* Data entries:
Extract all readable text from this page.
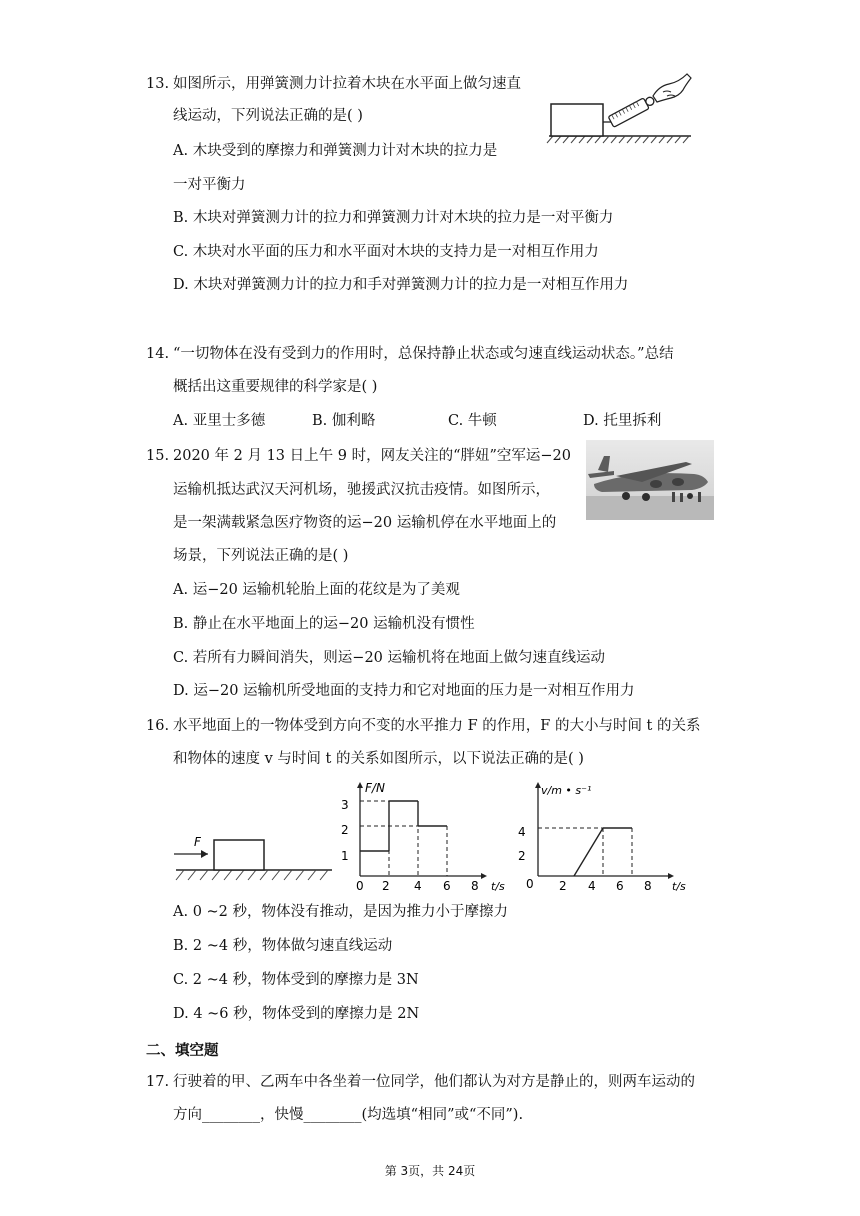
13. 如图所示，用弹簧测力计拉着木块在水平面上做匀速直
线运动，下列说法正确的是( )
A. 木块受到的摩擦力和弹簧测力计对木块的拉力是
一对平衡力
B. 木块对弹簧测力计的拉力和弹簧测力计对木块的拉力是一对平衡力
C. 木块对水平面的压力和水平面对木块的支持力是一对相互作用力
D. 木块对弹簧测力计的拉力和手对弹簧测力计的拉力是一对相互作用力
14. “一切物体在没有受到力的作用时，总保持静止状态或匀速直线运动状态。”总结
概括出这重要规律的科学家是( )
A. 亚里士多德	B. 伽利略	C. 牛顿	D. 托里拆利
15. 2020 年 2 月 13 日上午 9 时，网友关注的“胖妞”空军运−20
运输机抵达武汉天河机场，驰援武汉抗击疫情。如图所示，
是一架满载紧急医疗物资的运−20 运输机停在水平地面上的
场景，下列说法正确的是( )
A. 运−20 运输机轮胎上面的花纹是为了美观
B. 静止在水平地面上的运−20 运输机没有惯性
C. 若所有力瞬间消失，则运−20 运输机将在地面上做匀速直线运动
D. 运−20 运输机所受地面的支持力和它对地面的压力是一对相互作用力
16. 水平地面上的一物体受到方向不变的水平推力 F 的作用，F 的大小与时间 t 的关系
和物体的速度 v 与时间 t 的关系如图所示，以下说法正确的是( )
F
F/N
t/s
1
2
3
0 2 4 6 8
v/m • s⁻¹
t/s
2
4
0 2 4 6 8
A. 0 ~2 秒，物体没有推动，是因为推力小于摩擦力
B. 2 ~4 秒，物体做匀速直线运动
C. 2 ~4 秒，物体受到的摩擦力是 3N
D. 4 ~6 秒，物体受到的摩擦力是 2N
二、填空题
17. 行驶着的甲、乙两车中各坐着一位同学，他们都认为对方是静止的，则两车运动的
方向________，快慢________(均选填“相同”或“不同”).
第 3页，共 24页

* Aim: Reproduce the listing above exactly, excluding all pictures.

* Output below:
Extract all readable text from this page.
13. 如图所示，用弹簧测力计拉着木块在水平面上做匀速直
线运动，下列说法正确的是( )
A. 木块受到的摩擦力和弹簧测力计对木块的拉力是
一对平衡力
B. 木块对弹簧测力计的拉力和弹簧测力计对木块的拉力是一对平衡力
C. 木块对水平面的压力和水平面对木块的支持力是一对相互作用力
D. 木块对弹簧测力计的拉力和手对弹簧测力计的拉力是一对相互作用力
14. “一切物体在没有受到力的作用时，总保持静止状态或匀速直线运动状态。”总结
概括出这重要规律的科学家是( )
A. 亚里士多德	B. 伽利略	C. 牛顿	D. 托里拆利
15. 2020 年 2 月 13 日上午 9 时，网友关注的“胖妞”空军运−20
运输机抵达武汉天河机场，驰援武汉抗击疫情。如图所示，
是一架满载紧急医疗物资的运−20 运输机停在水平地面上的
场景，下列说法正确的是( )
A. 运−20 运输机轮胎上面的花纹是为了美观
B. 静止在水平地面上的运−20 运输机没有惯性
C. 若所有力瞬间消失，则运−20 运输机将在地面上做匀速直线运动
D. 运−20 运输机所受地面的支持力和它对地面的压力是一对相互作用力
16. 水平地面上的一物体受到方向不变的水平推力 F 的作用，F 的大小与时间 t 的关系
和物体的速度 v 与时间 t 的关系如图所示，以下说法正确的是( )
F
F/N
t/s
1
2
3
0 2 4 6 8
v/m • s⁻¹
t/s
2
4
0 2 4 6 8
A. 0 ~2 秒，物体没有推动，是因为推力小于摩擦力
B. 2 ~4 秒，物体做匀速直线运动
C. 2 ~4 秒，物体受到的摩擦力是 3N
D. 4 ~6 秒，物体受到的摩擦力是 2N
二、填空题
17. 行驶着的甲、乙两车中各坐着一位同学，他们都认为对方是静止的，则两车运动的
方向________，快慢________(均选填“相同”或“不同”).
第 3页，共 24页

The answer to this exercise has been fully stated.